Search the entries below. Return every line that has "mantener" in it.

Dataset content
## begin

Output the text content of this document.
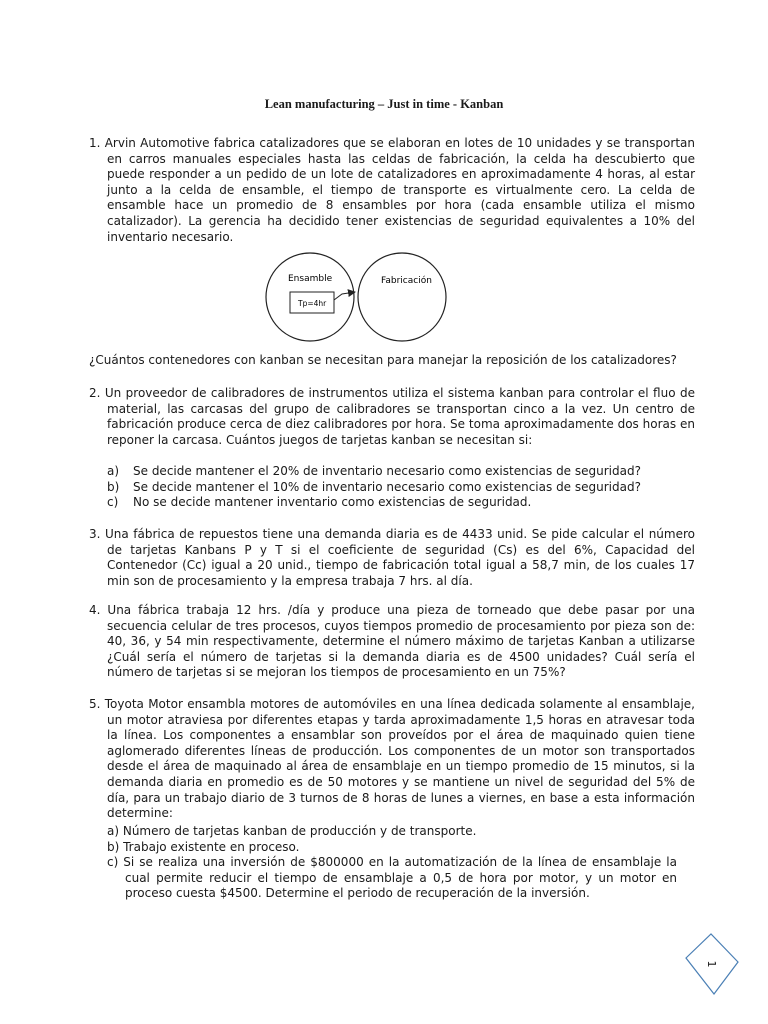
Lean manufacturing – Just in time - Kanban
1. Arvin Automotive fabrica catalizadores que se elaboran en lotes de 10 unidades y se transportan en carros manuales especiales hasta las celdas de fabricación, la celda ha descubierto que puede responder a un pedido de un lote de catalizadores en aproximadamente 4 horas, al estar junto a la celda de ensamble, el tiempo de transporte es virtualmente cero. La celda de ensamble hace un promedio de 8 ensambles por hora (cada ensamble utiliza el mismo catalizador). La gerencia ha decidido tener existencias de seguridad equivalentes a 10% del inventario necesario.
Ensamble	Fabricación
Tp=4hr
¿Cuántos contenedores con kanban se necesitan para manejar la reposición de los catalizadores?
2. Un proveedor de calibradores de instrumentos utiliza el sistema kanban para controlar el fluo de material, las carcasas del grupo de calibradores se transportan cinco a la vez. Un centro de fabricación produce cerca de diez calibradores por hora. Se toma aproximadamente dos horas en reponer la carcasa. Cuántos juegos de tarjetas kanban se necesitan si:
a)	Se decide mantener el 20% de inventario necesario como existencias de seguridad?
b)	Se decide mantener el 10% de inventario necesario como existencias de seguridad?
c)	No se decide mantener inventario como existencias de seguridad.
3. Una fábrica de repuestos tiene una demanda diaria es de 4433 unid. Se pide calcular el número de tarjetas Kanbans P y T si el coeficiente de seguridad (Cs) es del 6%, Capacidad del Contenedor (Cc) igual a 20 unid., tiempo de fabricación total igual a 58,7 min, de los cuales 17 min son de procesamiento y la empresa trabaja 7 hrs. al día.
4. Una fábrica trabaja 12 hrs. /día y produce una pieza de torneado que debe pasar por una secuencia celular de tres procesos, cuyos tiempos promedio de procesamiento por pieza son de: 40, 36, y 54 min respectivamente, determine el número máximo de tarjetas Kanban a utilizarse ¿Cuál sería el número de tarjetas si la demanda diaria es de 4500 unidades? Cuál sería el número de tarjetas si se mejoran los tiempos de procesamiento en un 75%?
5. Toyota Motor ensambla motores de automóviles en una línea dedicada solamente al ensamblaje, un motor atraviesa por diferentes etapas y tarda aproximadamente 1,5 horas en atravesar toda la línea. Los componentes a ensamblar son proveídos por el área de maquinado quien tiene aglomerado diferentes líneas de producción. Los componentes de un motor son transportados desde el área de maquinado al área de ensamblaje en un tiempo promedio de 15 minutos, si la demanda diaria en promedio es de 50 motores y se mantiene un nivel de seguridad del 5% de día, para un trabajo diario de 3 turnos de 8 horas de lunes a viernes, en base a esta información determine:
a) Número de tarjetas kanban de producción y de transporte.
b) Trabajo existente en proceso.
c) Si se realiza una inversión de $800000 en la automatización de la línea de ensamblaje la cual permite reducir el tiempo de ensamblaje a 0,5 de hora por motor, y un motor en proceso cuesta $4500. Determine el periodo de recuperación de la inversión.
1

## end
## begin

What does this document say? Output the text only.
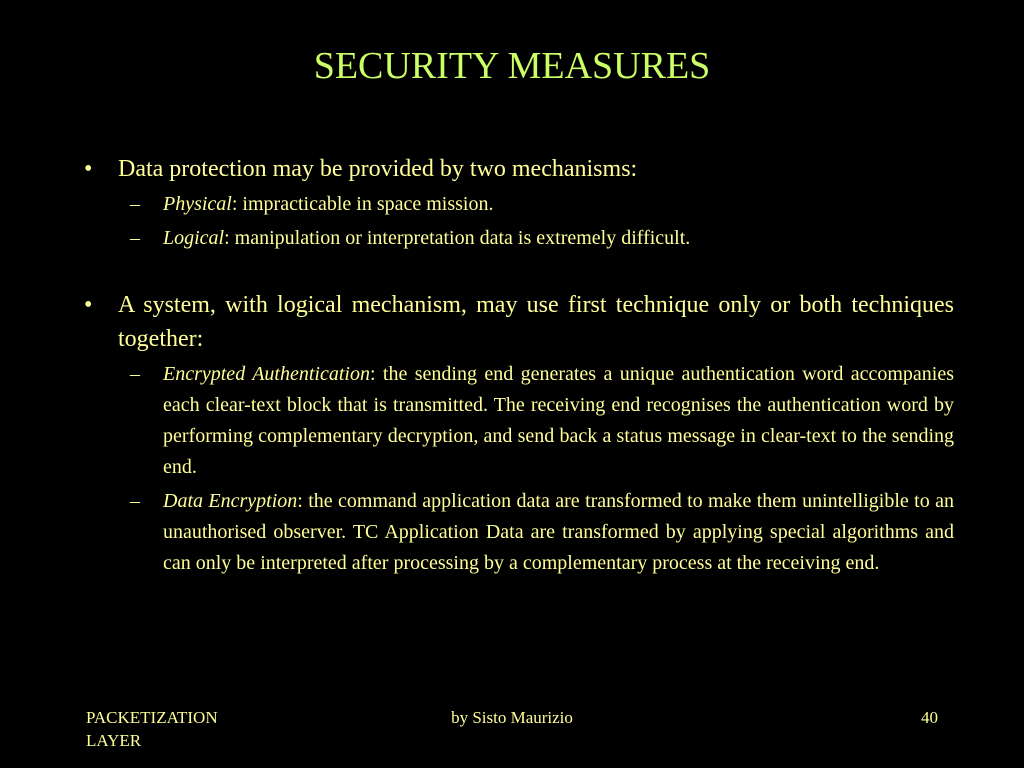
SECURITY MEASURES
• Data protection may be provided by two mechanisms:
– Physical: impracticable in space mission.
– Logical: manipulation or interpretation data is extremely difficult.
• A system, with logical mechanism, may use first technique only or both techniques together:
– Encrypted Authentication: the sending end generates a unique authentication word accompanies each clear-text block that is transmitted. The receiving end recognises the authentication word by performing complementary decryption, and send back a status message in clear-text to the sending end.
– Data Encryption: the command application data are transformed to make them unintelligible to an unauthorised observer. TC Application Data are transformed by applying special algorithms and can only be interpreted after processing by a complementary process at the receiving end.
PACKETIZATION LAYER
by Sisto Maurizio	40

## end
## begin

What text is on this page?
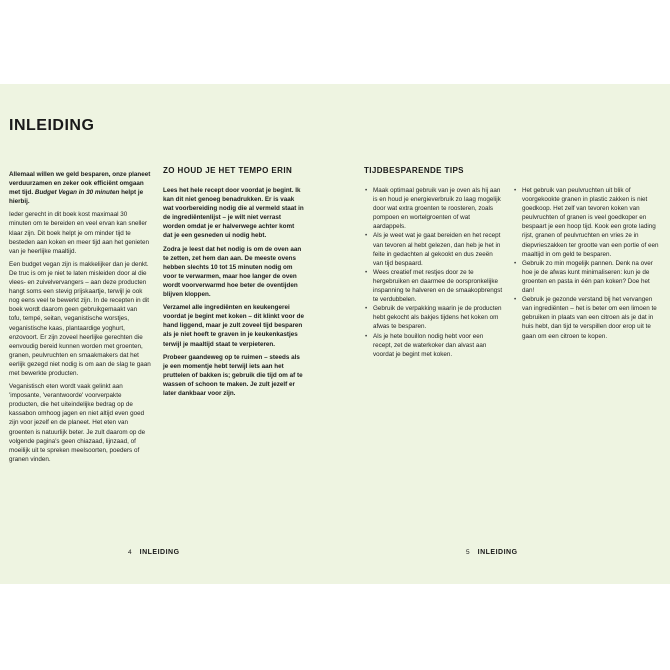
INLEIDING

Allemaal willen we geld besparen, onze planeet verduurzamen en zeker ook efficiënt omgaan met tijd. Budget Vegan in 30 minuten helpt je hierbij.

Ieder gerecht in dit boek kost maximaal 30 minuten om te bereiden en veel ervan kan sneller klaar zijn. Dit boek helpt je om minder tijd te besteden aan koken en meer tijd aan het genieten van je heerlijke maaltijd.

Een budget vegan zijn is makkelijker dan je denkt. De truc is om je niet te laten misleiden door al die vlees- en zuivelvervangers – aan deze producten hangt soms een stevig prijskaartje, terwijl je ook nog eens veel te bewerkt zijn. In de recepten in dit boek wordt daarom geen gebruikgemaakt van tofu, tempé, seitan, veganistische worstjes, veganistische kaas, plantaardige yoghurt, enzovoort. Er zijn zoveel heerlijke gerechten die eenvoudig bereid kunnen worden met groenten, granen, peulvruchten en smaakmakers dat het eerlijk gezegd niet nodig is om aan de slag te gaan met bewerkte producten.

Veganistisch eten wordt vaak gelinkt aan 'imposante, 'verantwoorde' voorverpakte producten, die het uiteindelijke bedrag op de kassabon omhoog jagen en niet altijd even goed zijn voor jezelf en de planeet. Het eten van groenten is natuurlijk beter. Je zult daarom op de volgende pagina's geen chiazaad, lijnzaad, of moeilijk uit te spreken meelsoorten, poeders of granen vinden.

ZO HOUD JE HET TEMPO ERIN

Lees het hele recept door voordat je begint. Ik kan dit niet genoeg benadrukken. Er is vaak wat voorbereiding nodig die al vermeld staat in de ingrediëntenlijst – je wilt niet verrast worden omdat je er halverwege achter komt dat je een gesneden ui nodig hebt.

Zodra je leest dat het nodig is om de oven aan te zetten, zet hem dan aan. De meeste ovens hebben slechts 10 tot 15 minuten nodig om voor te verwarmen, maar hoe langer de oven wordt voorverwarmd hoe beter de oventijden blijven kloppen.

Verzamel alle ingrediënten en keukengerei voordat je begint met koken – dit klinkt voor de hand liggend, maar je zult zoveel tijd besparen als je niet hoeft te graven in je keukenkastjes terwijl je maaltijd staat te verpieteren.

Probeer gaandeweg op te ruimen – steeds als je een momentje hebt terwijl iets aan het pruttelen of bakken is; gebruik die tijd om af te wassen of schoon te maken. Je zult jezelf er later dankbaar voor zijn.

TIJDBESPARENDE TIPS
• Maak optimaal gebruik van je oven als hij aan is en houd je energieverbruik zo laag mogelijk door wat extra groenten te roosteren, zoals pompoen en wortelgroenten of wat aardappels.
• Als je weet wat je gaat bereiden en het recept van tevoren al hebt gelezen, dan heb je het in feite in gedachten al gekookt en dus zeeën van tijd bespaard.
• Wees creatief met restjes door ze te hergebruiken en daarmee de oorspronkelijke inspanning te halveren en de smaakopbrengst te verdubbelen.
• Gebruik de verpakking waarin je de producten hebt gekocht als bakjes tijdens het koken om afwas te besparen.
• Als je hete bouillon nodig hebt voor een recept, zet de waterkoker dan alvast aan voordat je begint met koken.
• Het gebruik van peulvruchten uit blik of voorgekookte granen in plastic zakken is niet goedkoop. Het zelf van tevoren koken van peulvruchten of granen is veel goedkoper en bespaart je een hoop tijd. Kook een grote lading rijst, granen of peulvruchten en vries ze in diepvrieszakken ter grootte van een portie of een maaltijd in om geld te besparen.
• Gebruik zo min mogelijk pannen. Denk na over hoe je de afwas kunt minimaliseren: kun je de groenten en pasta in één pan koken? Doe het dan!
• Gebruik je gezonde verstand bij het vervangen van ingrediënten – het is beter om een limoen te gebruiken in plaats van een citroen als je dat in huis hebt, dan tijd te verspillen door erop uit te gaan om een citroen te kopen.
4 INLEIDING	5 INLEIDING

## end

Right answer
a)	Se decide mantener el 20% de inventario necesario como existencias de seguridad?
b)	Se decide mantener el 10% de inventario necesario como existencias de seguridad?
c)	No se decide mantener inventario como existencias de seguridad.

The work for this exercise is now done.